### Exercise instructions:
Out of the records below, copy all lines in which the word "Sugars" occurs.

Dataset entries on figures
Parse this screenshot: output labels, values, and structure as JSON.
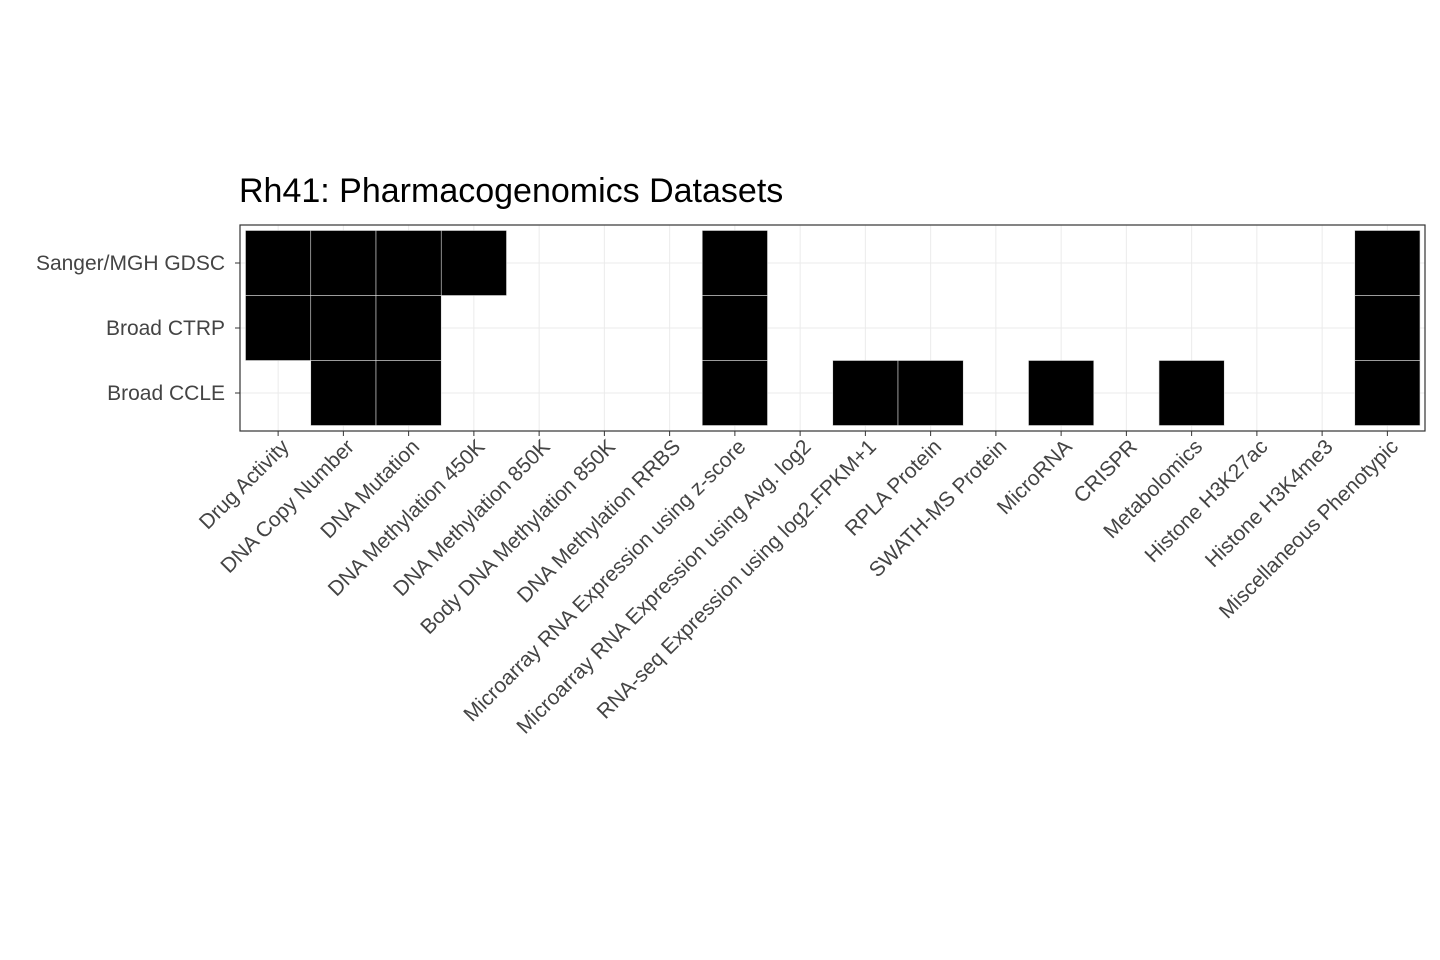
{
  "chart_data": {
    "type": "heatmap",
    "title": "Rh41: Pharmacogenomics Datasets",
    "xlabel": "",
    "ylabel": "",
    "grid": true,
    "legend": "none",
    "fill_color": "#000000",
    "x_categories": [
      "Drug Activity",
      "DNA Copy Number",
      "DNA Mutation",
      "DNA Methylation 450K",
      "DNA Methylation 850K",
      "Body DNA Methylation 850K",
      "DNA Methylation RRBS",
      "Microarray RNA Expression using z-score",
      "Microarray RNA Expression using Avg. log2",
      "RNA-seq Expression using log2.FPKM+1",
      "RPLA Protein",
      "SWATH-MS Protein",
      "MicroRNA",
      "CRISPR",
      "Metabolomics",
      "Histone H3K27ac",
      "Histone H3K4me3",
      "Miscellaneous Phenotypic"
    ],
    "y_categories": [
      "Sanger/MGH GDSC",
      "Broad CTRP",
      "Broad CCLE"
    ],
    "matrix": [
      [
        1,
        1,
        1,
        1,
        0,
        0,
        0,
        1,
        0,
        0,
        0,
        0,
        0,
        0,
        0,
        0,
        0,
        1
      ],
      [
        1,
        1,
        1,
        0,
        0,
        0,
        0,
        1,
        0,
        0,
        0,
        0,
        0,
        0,
        0,
        0,
        0,
        1
      ],
      [
        0,
        1,
        1,
        0,
        0,
        0,
        0,
        1,
        0,
        1,
        1,
        0,
        1,
        0,
        1,
        0,
        0,
        1
      ]
    ]
  }
}
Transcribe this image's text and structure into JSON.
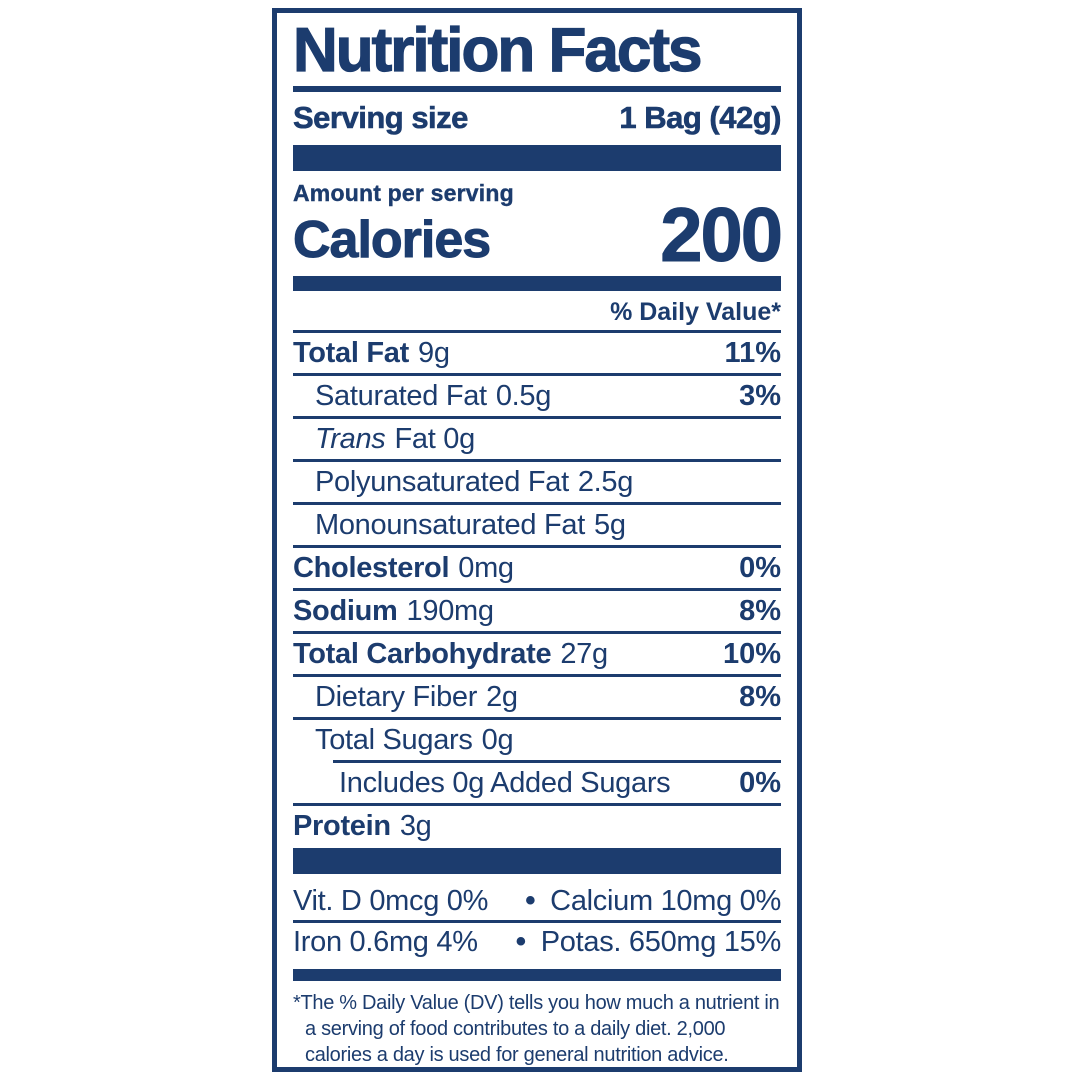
{
  "label": {
    "title": "Nutrition Facts",
    "serving": {
      "label": "Serving size",
      "value": "1 Bag (42g)"
    },
    "amount_per_serving": "Amount per serving",
    "calories": {
      "label": "Calories",
      "value": "200"
    },
    "daily_value_header": "% Daily Value*",
    "nutrients": [
      {
        "name": "Total Fat",
        "amount": "9g",
        "dv": "11%"
      },
      {
        "name": "Saturated Fat",
        "amount": "0.5g",
        "dv": "3%"
      },
      {
        "name": "Trans",
        "amount": "Fat 0g",
        "dv": ""
      },
      {
        "name": "Polyunsaturated Fat",
        "amount": "2.5g",
        "dv": ""
      },
      {
        "name": "Monounsaturated Fat",
        "amount": "5g",
        "dv": ""
      },
      {
        "name": "Cholesterol",
        "amount": "0mg",
        "dv": "0%"
      },
      {
        "name": "Sodium",
        "amount": "190mg",
        "dv": "8%"
      },
      {
        "name": "Total Carbohydrate",
        "amount": "27g",
        "dv": "10%"
      },
      {
        "name": "Dietary Fiber",
        "amount": "2g",
        "dv": "8%"
      },
      {
        "name": "Total Sugars",
        "amount": "0g",
        "dv": ""
      },
      {
        "name": "Includes 0g Added Sugars",
        "amount": "",
        "dv": "0%"
      },
      {
        "name": "Protein",
        "amount": "3g",
        "dv": ""
      }
    ],
    "micronutrients": {
      "bullet": "•",
      "rows": [
        {
          "left": "Vit. D 0mcg 0%",
          "right": "Calcium 10mg 0%"
        },
        {
          "left": "Iron 0.6mg 4%",
          "right": "Potas. 650mg 15%"
        }
      ]
    },
    "footnote_lines": [
      "*The % Daily Value (DV) tells you how much a nutrient in",
      "a serving of food contributes to a daily diet. 2,000",
      "calories a day is used for general nutrition advice."
    ],
    "colors": {
      "navy": "#1c3c6e",
      "background": "#ffffff"
    }
  }
}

### Task result:
        "name": "Total Sugars",
        "name": "Includes 0g Added Sugars",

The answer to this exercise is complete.